◆ Given exercise ◆
Write out the full listing again, exactly as it stands.

◆ Material shown ◆
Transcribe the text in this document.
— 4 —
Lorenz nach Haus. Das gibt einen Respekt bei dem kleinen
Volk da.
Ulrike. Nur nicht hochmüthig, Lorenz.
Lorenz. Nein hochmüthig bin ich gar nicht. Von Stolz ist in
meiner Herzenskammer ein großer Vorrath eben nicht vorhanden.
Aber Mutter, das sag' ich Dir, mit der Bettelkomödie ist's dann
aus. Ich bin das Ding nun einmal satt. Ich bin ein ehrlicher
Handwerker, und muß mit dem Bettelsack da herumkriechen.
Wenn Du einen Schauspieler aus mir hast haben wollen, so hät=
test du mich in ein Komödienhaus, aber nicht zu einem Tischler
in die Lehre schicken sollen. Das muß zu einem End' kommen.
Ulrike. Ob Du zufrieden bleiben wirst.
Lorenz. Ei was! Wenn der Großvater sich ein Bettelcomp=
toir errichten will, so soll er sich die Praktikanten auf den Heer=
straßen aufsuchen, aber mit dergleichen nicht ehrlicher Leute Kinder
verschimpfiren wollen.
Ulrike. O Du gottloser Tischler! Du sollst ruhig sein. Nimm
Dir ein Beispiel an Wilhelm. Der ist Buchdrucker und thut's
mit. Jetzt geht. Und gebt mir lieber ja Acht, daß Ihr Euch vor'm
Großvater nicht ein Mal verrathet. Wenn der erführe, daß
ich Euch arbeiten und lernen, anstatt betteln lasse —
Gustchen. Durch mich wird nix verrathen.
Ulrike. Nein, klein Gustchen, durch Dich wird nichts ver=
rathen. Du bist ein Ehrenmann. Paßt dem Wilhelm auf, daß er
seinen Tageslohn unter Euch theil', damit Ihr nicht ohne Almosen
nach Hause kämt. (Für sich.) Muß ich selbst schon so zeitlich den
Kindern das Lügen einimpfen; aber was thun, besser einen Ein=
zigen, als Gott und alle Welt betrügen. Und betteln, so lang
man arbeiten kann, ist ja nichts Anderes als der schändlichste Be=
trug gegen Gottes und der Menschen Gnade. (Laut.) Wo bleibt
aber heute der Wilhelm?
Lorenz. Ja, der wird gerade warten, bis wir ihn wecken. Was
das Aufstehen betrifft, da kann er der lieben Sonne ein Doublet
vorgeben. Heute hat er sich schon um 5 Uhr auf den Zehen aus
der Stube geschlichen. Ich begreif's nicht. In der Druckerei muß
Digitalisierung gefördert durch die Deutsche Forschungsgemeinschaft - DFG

◆ Output of the exercise ◆
Transcribe the text in this document.
— 4 —
Lorenz nach Haus. Das gibt einen Respekt bei dem kleinen
Volk da.
Ulrike. Nur nicht hochmüthig, Lorenz.
Lorenz. Nein hochmüthig bin ich gar nicht. Von Stolz ist in
meiner Herzenskammer ein großer Vorrath eben nicht vorhanden.
Aber Mutter, das sag' ich Dir, mit der Bettelkomödie ist's dann
aus. Ich bin das Ding nun einmal satt. Ich bin ein ehrlicher
Handwerker, und muß mit dem Bettelsack da herumkriechen.
Wenn Du einen Schauspieler aus mir hast haben wollen, so hät=
test du mich in ein Komödienhaus, aber nicht zu einem Tischler
in die Lehre schicken sollen. Das muß zu einem End' kommen.
Ulrike. Ob Du zufrieden bleiben wirst.
Lorenz. Ei was! Wenn der Großvater sich ein Bettelcomp=
toir errichten will, so soll er sich die Praktikanten auf den Heer=
straßen aufsuchen, aber mit dergleichen nicht ehrlicher Leute Kinder
verschimpfiren wollen.
Ulrike. O Du gottloser Tischler! Du sollst ruhig sein. Nimm
Dir ein Beispiel an Wilhelm. Der ist Buchdrucker und thut's
mit. Jetzt geht. Und gebt mir lieber ja Acht, daß Ihr Euch vor'm
Großvater nicht ein Mal verrathet. Wenn der erführe, daß
ich Euch arbeiten und lernen, anstatt betteln lasse —
Gustchen. Durch mich wird nix verrathen.
Ulrike. Nein, klein Gustchen, durch Dich wird nichts ver=
rathen. Du bist ein Ehrenmann. Paßt dem Wilhelm auf, daß er
seinen Tageslohn unter Euch theil', damit Ihr nicht ohne Almosen
nach Hause kämt. (Für sich.) Muß ich selbst schon so zeitlich den
Kindern das Lügen einimpfen; aber was thun, besser einen Ein=
zigen, als Gott und alle Welt betrügen. Und betteln, so lang
man arbeiten kann, ist ja nichts Anderes als der schändlichste Be=
trug gegen Gottes und der Menschen Gnade. (Laut.) Wo bleibt
aber heute der Wilhelm?
Lorenz. Ja, der wird gerade warten, bis wir ihn wecken. Was
das Aufstehen betrifft, da kann er der lieben Sonne ein Doublet
vorgeben. Heute hat er sich schon um 5 Uhr auf den Zehen aus
der Stube geschlichen. Ich begreif's nicht. In der Druckerei muß
Digitalisierung gefördert durch die Deutsche Forschungsgemeinschaft - DFG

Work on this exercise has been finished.